WHAT YOU ARE ASKED TO DO:
Count the lines containing "JSON" in the entries underneath, and state that count without anything else.

MATERIAL PROVIDED:
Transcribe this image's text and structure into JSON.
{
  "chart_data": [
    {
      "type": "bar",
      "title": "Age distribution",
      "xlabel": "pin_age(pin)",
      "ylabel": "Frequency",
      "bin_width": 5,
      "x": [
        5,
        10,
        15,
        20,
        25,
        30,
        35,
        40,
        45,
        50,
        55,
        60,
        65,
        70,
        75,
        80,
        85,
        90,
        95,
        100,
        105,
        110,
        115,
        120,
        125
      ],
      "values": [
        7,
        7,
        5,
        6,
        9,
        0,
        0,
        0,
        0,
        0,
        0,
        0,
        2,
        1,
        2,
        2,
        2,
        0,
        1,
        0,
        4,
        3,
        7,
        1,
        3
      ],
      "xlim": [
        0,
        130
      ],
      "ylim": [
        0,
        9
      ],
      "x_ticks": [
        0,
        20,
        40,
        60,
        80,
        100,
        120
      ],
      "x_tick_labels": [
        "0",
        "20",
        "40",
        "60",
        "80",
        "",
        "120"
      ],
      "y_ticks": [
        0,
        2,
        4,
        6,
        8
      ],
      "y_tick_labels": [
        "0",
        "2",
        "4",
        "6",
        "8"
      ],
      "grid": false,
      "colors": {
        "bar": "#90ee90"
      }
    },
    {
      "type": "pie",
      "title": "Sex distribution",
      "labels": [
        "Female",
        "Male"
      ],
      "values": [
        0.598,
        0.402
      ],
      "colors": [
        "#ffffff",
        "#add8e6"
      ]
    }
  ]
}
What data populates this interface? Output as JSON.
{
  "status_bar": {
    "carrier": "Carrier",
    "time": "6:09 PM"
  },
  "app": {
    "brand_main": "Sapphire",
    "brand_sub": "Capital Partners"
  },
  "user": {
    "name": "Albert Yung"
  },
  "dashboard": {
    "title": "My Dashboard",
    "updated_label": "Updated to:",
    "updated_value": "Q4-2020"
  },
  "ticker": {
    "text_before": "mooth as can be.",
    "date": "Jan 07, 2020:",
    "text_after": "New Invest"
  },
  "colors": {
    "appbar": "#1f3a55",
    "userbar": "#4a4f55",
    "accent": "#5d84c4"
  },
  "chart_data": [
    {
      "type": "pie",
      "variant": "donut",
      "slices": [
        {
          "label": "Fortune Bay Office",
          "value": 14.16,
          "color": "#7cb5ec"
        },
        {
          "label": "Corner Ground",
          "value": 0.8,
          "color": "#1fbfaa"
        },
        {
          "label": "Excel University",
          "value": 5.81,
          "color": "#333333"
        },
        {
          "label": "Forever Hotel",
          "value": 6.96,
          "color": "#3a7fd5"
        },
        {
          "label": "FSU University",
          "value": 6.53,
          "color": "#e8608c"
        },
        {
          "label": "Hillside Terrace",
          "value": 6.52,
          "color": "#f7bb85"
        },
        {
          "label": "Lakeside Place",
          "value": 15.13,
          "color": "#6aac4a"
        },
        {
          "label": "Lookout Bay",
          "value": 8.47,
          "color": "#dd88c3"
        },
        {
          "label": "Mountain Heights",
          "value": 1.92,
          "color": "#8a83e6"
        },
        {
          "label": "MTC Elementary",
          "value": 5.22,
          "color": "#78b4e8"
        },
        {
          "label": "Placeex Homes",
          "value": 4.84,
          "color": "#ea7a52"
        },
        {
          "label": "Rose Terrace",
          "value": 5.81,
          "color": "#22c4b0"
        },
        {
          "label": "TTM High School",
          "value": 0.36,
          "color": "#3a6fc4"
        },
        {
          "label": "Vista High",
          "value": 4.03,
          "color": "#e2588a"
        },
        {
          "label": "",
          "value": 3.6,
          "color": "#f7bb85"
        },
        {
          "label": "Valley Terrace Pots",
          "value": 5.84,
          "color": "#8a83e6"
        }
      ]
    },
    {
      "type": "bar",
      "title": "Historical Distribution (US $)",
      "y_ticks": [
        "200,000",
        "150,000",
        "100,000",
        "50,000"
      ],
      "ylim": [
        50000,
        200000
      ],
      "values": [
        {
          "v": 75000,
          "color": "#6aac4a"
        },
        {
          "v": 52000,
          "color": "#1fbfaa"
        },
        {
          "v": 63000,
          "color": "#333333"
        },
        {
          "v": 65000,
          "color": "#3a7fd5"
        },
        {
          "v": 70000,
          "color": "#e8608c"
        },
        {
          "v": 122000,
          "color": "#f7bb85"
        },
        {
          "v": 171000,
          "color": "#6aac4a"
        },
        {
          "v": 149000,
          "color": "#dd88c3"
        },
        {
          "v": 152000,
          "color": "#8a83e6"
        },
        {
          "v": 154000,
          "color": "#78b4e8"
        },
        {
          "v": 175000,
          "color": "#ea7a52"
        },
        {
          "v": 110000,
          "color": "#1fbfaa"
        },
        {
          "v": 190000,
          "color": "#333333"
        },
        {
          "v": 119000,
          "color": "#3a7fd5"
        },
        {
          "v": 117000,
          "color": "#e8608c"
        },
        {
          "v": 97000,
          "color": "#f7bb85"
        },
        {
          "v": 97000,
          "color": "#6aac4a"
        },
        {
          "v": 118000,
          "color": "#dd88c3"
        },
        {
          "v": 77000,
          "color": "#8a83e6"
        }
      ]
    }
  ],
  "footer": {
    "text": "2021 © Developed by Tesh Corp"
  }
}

RESPONSE TO THE EXERCISE:
2